> [Data entries for graphics]
++++++++++

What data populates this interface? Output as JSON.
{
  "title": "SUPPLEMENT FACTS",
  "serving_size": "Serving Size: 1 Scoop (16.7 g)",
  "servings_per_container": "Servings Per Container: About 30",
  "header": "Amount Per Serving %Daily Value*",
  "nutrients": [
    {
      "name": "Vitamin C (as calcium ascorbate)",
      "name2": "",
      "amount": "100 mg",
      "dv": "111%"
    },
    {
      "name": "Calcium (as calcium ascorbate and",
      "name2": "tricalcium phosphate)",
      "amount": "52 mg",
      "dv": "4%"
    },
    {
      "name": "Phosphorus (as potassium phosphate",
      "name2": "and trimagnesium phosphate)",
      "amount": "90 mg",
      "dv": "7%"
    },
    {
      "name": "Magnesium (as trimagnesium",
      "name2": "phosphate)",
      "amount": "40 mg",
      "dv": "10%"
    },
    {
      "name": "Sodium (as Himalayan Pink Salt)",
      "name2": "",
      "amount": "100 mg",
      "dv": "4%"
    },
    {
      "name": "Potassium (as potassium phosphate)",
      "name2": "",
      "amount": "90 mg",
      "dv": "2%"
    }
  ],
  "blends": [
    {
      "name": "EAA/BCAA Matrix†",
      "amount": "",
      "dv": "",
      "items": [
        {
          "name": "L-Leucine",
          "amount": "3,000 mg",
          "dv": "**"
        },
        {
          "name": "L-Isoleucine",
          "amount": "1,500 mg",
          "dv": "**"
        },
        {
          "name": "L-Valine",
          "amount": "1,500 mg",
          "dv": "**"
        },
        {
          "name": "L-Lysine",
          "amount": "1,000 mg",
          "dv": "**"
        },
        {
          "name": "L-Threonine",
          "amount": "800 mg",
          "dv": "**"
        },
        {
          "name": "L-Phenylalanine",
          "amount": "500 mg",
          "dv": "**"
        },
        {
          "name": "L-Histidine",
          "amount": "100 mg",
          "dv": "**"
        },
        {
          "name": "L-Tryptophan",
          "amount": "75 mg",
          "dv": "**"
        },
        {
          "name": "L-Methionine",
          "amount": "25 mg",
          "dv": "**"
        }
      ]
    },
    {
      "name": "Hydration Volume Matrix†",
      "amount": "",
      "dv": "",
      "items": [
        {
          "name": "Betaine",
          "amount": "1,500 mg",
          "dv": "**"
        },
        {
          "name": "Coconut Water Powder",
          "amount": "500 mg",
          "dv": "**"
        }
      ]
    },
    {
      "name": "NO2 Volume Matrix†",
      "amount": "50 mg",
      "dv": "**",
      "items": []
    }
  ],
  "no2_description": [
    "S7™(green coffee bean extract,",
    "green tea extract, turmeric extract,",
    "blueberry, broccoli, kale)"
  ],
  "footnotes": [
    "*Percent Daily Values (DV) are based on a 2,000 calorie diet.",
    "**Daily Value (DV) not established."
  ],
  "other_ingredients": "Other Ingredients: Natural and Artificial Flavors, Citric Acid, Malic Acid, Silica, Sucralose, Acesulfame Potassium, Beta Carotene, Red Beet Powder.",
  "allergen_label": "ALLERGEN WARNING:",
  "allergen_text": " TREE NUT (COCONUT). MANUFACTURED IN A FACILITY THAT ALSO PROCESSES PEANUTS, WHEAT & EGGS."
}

++++++++++

> [Written task] Which lines include "trimagnesium"? Copy each of them out.

> [Output for this exercise]
      "name2": "and trimagnesium phosphate)",
      "name": "Magnesium (as trimagnesium",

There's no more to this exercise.